%%

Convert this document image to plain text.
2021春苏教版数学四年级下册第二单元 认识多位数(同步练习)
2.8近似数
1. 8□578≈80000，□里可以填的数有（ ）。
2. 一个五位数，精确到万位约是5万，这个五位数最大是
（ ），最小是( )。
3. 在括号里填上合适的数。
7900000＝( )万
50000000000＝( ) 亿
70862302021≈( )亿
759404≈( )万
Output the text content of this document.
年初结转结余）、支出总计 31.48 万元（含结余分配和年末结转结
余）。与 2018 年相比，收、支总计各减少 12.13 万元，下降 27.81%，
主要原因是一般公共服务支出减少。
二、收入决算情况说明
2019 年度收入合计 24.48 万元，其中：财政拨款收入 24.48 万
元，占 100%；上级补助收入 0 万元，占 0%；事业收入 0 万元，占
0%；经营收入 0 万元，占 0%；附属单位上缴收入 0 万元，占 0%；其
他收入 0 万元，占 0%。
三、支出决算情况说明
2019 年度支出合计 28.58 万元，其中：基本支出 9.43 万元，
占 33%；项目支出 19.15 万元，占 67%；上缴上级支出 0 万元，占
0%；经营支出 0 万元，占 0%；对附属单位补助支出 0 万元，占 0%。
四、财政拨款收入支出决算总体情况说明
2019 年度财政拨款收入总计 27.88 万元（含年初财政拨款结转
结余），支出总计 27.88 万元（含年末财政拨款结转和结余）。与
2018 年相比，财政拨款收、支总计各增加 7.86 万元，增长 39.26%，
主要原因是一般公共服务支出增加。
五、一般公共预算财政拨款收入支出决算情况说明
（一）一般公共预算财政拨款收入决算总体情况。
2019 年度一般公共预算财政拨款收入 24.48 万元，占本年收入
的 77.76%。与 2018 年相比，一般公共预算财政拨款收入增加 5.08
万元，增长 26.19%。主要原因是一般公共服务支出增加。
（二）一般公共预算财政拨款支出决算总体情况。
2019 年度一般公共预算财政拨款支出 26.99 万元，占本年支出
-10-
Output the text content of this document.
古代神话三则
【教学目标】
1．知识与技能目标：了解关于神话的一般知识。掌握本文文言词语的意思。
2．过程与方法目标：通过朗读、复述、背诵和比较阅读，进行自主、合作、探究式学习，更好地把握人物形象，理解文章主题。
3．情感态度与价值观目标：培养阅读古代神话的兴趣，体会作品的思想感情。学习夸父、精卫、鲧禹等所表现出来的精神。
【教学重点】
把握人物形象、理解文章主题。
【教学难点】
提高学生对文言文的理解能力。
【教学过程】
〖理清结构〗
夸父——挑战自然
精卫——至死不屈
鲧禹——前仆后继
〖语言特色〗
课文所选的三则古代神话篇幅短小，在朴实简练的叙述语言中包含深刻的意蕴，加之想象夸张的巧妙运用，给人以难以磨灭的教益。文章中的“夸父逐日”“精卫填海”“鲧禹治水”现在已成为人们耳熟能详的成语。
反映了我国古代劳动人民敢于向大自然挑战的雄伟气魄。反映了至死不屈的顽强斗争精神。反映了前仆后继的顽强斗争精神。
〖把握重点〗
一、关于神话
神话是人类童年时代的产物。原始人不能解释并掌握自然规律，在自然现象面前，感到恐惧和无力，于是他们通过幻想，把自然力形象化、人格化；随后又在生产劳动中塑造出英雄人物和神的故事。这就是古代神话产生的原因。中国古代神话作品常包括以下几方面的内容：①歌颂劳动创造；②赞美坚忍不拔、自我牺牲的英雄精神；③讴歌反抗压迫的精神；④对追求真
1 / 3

%%

__Challenge__: Every entry must be retyped in full, exactly as given.

__Output for this task__:
Convert this document image to plain text.
2021春苏教版数学四年级下册第二单元 认识多位数(同步练习)
2.8近似数
1. 8□578≈80000，□里可以填的数有（ ）。
2. 一个五位数，精确到万位约是5万，这个五位数最大是
（ ），最小是( )。
3. 在括号里填上合适的数。
7900000＝( )万
50000000000＝( ) 亿
70862302021≈( )亿
759404≈( )万
Output the text content of this document.
年初结转结余）、支出总计 31.48 万元（含结余分配和年末结转结
余）。与 2018 年相比，收、支总计各减少 12.13 万元，下降 27.81%，
主要原因是一般公共服务支出减少。
二、收入决算情况说明
2019 年度收入合计 24.48 万元，其中：财政拨款收入 24.48 万
元，占 100%；上级补助收入 0 万元，占 0%；事业收入 0 万元，占
0%；经营收入 0 万元，占 0%；附属单位上缴收入 0 万元，占 0%；其
他收入 0 万元，占 0%。
三、支出决算情况说明
2019 年度支出合计 28.58 万元，其中：基本支出 9.43 万元，
占 33%；项目支出 19.15 万元，占 67%；上缴上级支出 0 万元，占
0%；经营支出 0 万元，占 0%；对附属单位补助支出 0 万元，占 0%。
四、财政拨款收入支出决算总体情况说明
2019 年度财政拨款收入总计 27.88 万元（含年初财政拨款结转
结余），支出总计 27.88 万元（含年末财政拨款结转和结余）。与
2018 年相比，财政拨款收、支总计各增加 7.86 万元，增长 39.26%，
主要原因是一般公共服务支出增加。
五、一般公共预算财政拨款收入支出决算情况说明
（一）一般公共预算财政拨款收入决算总体情况。
2019 年度一般公共预算财政拨款收入 24.48 万元，占本年收入
的 77.76%。与 2018 年相比，一般公共预算财政拨款收入增加 5.08
万元，增长 26.19%。主要原因是一般公共服务支出增加。
（二）一般公共预算财政拨款支出决算总体情况。
2019 年度一般公共预算财政拨款支出 26.99 万元，占本年支出
-10-
Output the text content of this document.
古代神话三则
【教学目标】
1．知识与技能目标：了解关于神话的一般知识。掌握本文文言词语的意思。
2．过程与方法目标：通过朗读、复述、背诵和比较阅读，进行自主、合作、探究式学习，更好地把握人物形象，理解文章主题。
3．情感态度与价值观目标：培养阅读古代神话的兴趣，体会作品的思想感情。学习夸父、精卫、鲧禹等所表现出来的精神。
【教学重点】
把握人物形象、理解文章主题。
【教学难点】
提高学生对文言文的理解能力。
【教学过程】
〖理清结构〗
夸父——挑战自然
精卫——至死不屈
鲧禹——前仆后继
〖语言特色〗
课文所选的三则古代神话篇幅短小，在朴实简练的叙述语言中包含深刻的意蕴，加之想象夸张的巧妙运用，给人以难以磨灭的教益。文章中的“夸父逐日”“精卫填海”“鲧禹治水”现在已成为人们耳熟能详的成语。
反映了我国古代劳动人民敢于向大自然挑战的雄伟气魄。反映了至死不屈的顽强斗争精神。反映了前仆后继的顽强斗争精神。
〖把握重点〗
一、关于神话
神话是人类童年时代的产物。原始人不能解释并掌握自然规律，在自然现象面前，感到恐惧和无力，于是他们通过幻想，把自然力形象化、人格化；随后又在生产劳动中塑造出英雄人物和神的故事。这就是古代神话产生的原因。中国古代神话作品常包括以下几方面的内容：①歌颂劳动创造；②赞美坚忍不拔、自我牺牲的英雄精神；③讴歌反抗压迫的精神；④对追求真
1 / 3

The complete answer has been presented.